→ **Brief**
Make an exact copy of the lines, leaving the pictures out.

→ **Dataset**
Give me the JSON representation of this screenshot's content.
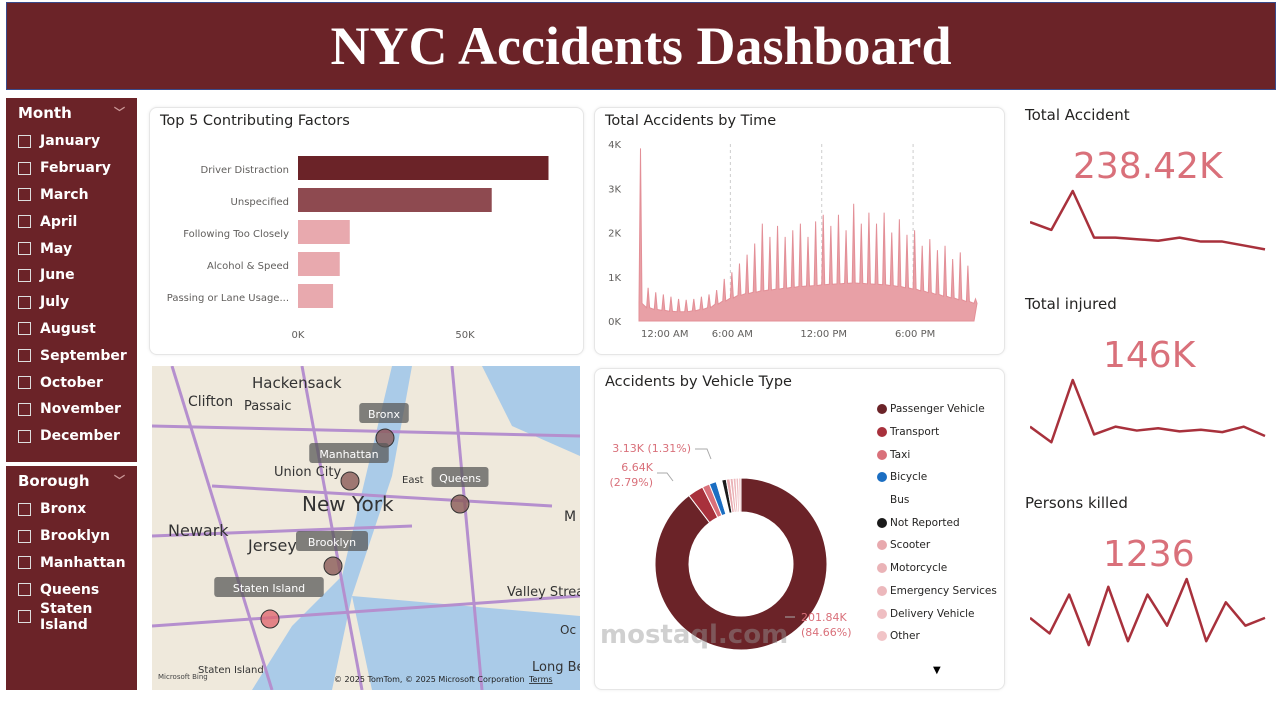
{
  "header": {
    "title": "NYC Accidents Dashboard"
  },
  "colors": {
    "brand": "#6b2328",
    "accent": "#d9707a",
    "light": "#e8a9ae"
  },
  "month_slicer": {
    "title": "Month",
    "options": [
      "January",
      "February",
      "March",
      "April",
      "May",
      "June",
      "July",
      "August",
      "September",
      "October",
      "November",
      "December"
    ]
  },
  "borough_slicer": {
    "title": "Borough",
    "options": [
      "Bronx",
      "Brooklyn",
      "Manhattan",
      "Queens",
      "Staten Island"
    ]
  },
  "factors": {
    "title": "Top 5 Contributing Factors",
    "chart_data": {
      "type": "bar",
      "orientation": "horizontal",
      "categories": [
        "Driver Distraction",
        "Unspecified",
        "Following Too Closely",
        "Alcohol & Speed",
        "Passing or Lane Usage..."
      ],
      "values": [
        75000,
        58000,
        15500,
        12500,
        10500
      ],
      "colors": [
        "#6b2328",
        "#8e4a50",
        "#e8a9ae",
        "#e8a9ae",
        "#e8a9ae"
      ],
      "xticks": [
        "0K",
        "50K"
      ],
      "xlim": [
        0,
        80000
      ]
    }
  },
  "time": {
    "title": "Total Accidents by Time",
    "chart_data": {
      "type": "area",
      "yticks": [
        "0K",
        "1K",
        "2K",
        "3K",
        "4K"
      ],
      "ylim": [
        0,
        4000
      ],
      "xticks": [
        "12:00 AM",
        "6:00 AM",
        "12:00 PM",
        "6:00 PM"
      ],
      "x_hours": [
        0,
        0.5,
        1,
        1.5,
        2,
        2.5,
        3,
        3.5,
        4,
        4.5,
        5,
        5.5,
        6,
        6.5,
        7,
        7.5,
        8,
        8.5,
        9,
        9.5,
        10,
        10.5,
        11,
        11.5,
        12,
        12.5,
        13,
        13.5,
        14,
        14.5,
        15,
        15.5,
        16,
        16.5,
        17,
        17.5,
        18,
        18.5,
        19,
        19.5,
        20,
        20.5,
        21,
        21.5,
        22
      ],
      "peaks": [
        3900,
        750,
        650,
        600,
        550,
        500,
        480,
        500,
        550,
        600,
        700,
        950,
        1100,
        1300,
        1500,
        1750,
        2200,
        1900,
        2150,
        1900,
        2050,
        2200,
        1900,
        2250,
        2400,
        2150,
        2400,
        2050,
        2650,
        2200,
        2450,
        2200,
        2450,
        2000,
        2300,
        1950,
        2050,
        1700,
        1850,
        1600,
        1700,
        1400,
        1550,
        1250,
        500
      ],
      "base": [
        400,
        300,
        260,
        240,
        220,
        210,
        210,
        230,
        260,
        300,
        380,
        450,
        520,
        580,
        620,
        650,
        680,
        700,
        720,
        740,
        760,
        780,
        790,
        800,
        820,
        830,
        840,
        850,
        860,
        850,
        840,
        830,
        820,
        800,
        780,
        750,
        720,
        680,
        640,
        600,
        560,
        520,
        480,
        440,
        400
      ]
    }
  },
  "vehicle": {
    "title": "Accidents by Vehicle Type",
    "chart_data": {
      "type": "donut",
      "labels": [
        "Passenger Vehicle",
        "Transport",
        "Taxi",
        "Bicycle",
        "Bus",
        "Not Reported",
        "Scooter",
        "Motorcycle",
        "Emergency Services",
        "Delivery Vehicle",
        "Other"
      ],
      "values": [
        201840,
        6640,
        3130,
        3000,
        2400,
        1900,
        1600,
        1300,
        1200,
        1100,
        1000
      ],
      "colors": [
        "#6b2328",
        "#a8313c",
        "#d9707a",
        "#1b6ec2",
        "#ffffff",
        "#1a1a1a",
        "#e8a9ae",
        "#eab3b7",
        "#ecb8bc",
        "#efbec2",
        "#f1c4c7"
      ],
      "data_labels": [
        {
          "value": "201.84K",
          "pct": "(84.66%)"
        },
        {
          "value": "6.64K",
          "pct": "(2.79%)"
        },
        {
          "value": "3.13K (1.31%)"
        }
      ]
    }
  },
  "kpis": [
    {
      "title": "Total Accident",
      "value": "238.42K",
      "spark": [
        5,
        4,
        9,
        3,
        3,
        2.8,
        2.6,
        3,
        2.5,
        2.5,
        2,
        1.5
      ]
    },
    {
      "title": "Total injured",
      "value": "146K",
      "spark": [
        3,
        1,
        9,
        2,
        3,
        2.5,
        2.8,
        2.4,
        2.6,
        2.3,
        3,
        1.8
      ]
    },
    {
      "title": "Persons killed",
      "value": "1236",
      "spark": [
        4,
        2,
        7,
        0.5,
        8,
        1,
        7,
        3,
        9,
        1,
        6,
        3,
        4
      ]
    }
  ],
  "map": {
    "labels": [
      "Bronx",
      "Manhattan",
      "Queens",
      "Brooklyn",
      "Staten Island"
    ],
    "places": [
      "Hackensack",
      "Clifton",
      "Passaic",
      "Union City",
      "New York",
      "Newark",
      "Jersey",
      "Valley Stream",
      "Long Be",
      "Staten Island",
      "East",
      "Oc",
      "M"
    ],
    "credit": "© 2025 TomTom, © 2025 Microsoft Corporation",
    "terms": "Terms",
    "logo": "Microsoft Bing"
  },
  "watermark": "mostaql.com"
}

→ **Written solution**
Give me the JSON representation of this screenshot's content.
{
  "header": {
    "title": "NYC Accidents Dashboard"
  },
  "colors": {
    "brand": "#6b2328",
    "accent": "#d9707a",
    "light": "#e8a9ae"
  },
  "month_slicer": {
    "title": "Month",
    "options": [
      "January",
      "February",
      "March",
      "April",
      "May",
      "June",
      "July",
      "August",
      "September",
      "October",
      "November",
      "December"
    ]
  },
  "borough_slicer": {
    "title": "Borough",
    "options": [
      "Bronx",
      "Brooklyn",
      "Manhattan",
      "Queens",
      "Staten Island"
    ]
  },
  "factors": {
    "title": "Top 5 Contributing Factors",
    "chart_data": {
      "type": "bar",
      "orientation": "horizontal",
      "categories": [
        "Driver Distraction",
        "Unspecified",
        "Following Too Closely",
        "Alcohol & Speed",
        "Passing or Lane Usage..."
      ],
      "values": [
        75000,
        58000,
        15500,
        12500,
        10500
      ],
      "colors": [
        "#6b2328",
        "#8e4a50",
        "#e8a9ae",
        "#e8a9ae",
        "#e8a9ae"
      ],
      "xticks": [
        "0K",
        "50K"
      ],
      "xlim": [
        0,
        80000
      ]
    }
  },
  "time": {
    "title": "Total Accidents by Time",
    "chart_data": {
      "type": "area",
      "yticks": [
        "0K",
        "1K",
        "2K",
        "3K",
        "4K"
      ],
      "ylim": [
        0,
        4000
      ],
      "xticks": [
        "12:00 AM",
        "6:00 AM",
        "12:00 PM",
        "6:00 PM"
      ],
      "x_hours": [
        0,
        0.5,
        1,
        1.5,
        2,
        2.5,
        3,
        3.5,
        4,
        4.5,
        5,
        5.5,
        6,
        6.5,
        7,
        7.5,
        8,
        8.5,
        9,
        9.5,
        10,
        10.5,
        11,
        11.5,
        12,
        12.5,
        13,
        13.5,
        14,
        14.5,
        15,
        15.5,
        16,
        16.5,
        17,
        17.5,
        18,
        18.5,
        19,
        19.5,
        20,
        20.5,
        21,
        21.5,
        22
      ],
      "peaks": [
        3900,
        750,
        650,
        600,
        550,
        500,
        480,
        500,
        550,
        600,
        700,
        950,
        1100,
        1300,
        1500,
        1750,
        2200,
        1900,
        2150,
        1900,
        2050,
        2200,
        1900,
        2250,
        2400,
        2150,
        2400,
        2050,
        2650,
        2200,
        2450,
        2200,
        2450,
        2000,
        2300,
        1950,
        2050,
        1700,
        1850,
        1600,
        1700,
        1400,
        1550,
        1250,
        500
      ],
      "base": [
        400,
        300,
        260,
        240,
        220,
        210,
        210,
        230,
        260,
        300,
        380,
        450,
        520,
        580,
        620,
        650,
        680,
        700,
        720,
        740,
        760,
        780,
        790,
        800,
        820,
        830,
        840,
        850,
        860,
        850,
        840,
        830,
        820,
        800,
        780,
        750,
        720,
        680,
        640,
        600,
        560,
        520,
        480,
        440,
        400
      ]
    }
  },
  "vehicle": {
    "title": "Accidents by Vehicle Type",
    "chart_data": {
      "type": "donut",
      "labels": [
        "Passenger Vehicle",
        "Transport",
        "Taxi",
        "Bicycle",
        "Bus",
        "Not Reported",
        "Scooter",
        "Motorcycle",
        "Emergency Services",
        "Delivery Vehicle",
        "Other"
      ],
      "values": [
        201840,
        6640,
        3130,
        3000,
        2400,
        1900,
        1600,
        1300,
        1200,
        1100,
        1000
      ],
      "colors": [
        "#6b2328",
        "#a8313c",
        "#d9707a",
        "#1b6ec2",
        "#ffffff",
        "#1a1a1a",
        "#e8a9ae",
        "#eab3b7",
        "#ecb8bc",
        "#efbec2",
        "#f1c4c7"
      ],
      "data_labels": [
        {
          "value": "201.84K",
          "pct": "(84.66%)"
        },
        {
          "value": "6.64K",
          "pct": "(2.79%)"
        },
        {
          "value": "3.13K (1.31%)"
        }
      ]
    }
  },
  "kpis": [
    {
      "title": "Total Accident",
      "value": "238.42K",
      "spark": [
        5,
        4,
        9,
        3,
        3,
        2.8,
        2.6,
        3,
        2.5,
        2.5,
        2,
        1.5
      ]
    },
    {
      "title": "Total injured",
      "value": "146K",
      "spark": [
        3,
        1,
        9,
        2,
        3,
        2.5,
        2.8,
        2.4,
        2.6,
        2.3,
        3,
        1.8
      ]
    },
    {
      "title": "Persons killed",
      "value": "1236",
      "spark": [
        4,
        2,
        7,
        0.5,
        8,
        1,
        7,
        3,
        9,
        1,
        6,
        3,
        4
      ]
    }
  ],
  "map": {
    "labels": [
      "Bronx",
      "Manhattan",
      "Queens",
      "Brooklyn",
      "Staten Island"
    ],
    "places": [
      "Hackensack",
      "Clifton",
      "Passaic",
      "Union City",
      "New York",
      "Newark",
      "Jersey",
      "Valley Stream",
      "Long Be",
      "Staten Island",
      "East",
      "Oc",
      "M"
    ],
    "credit": "© 2025 TomTom, © 2025 Microsoft Corporation",
    "terms": "Terms",
    "logo": "Microsoft Bing"
  },
  "watermark": "mostaql.com"
}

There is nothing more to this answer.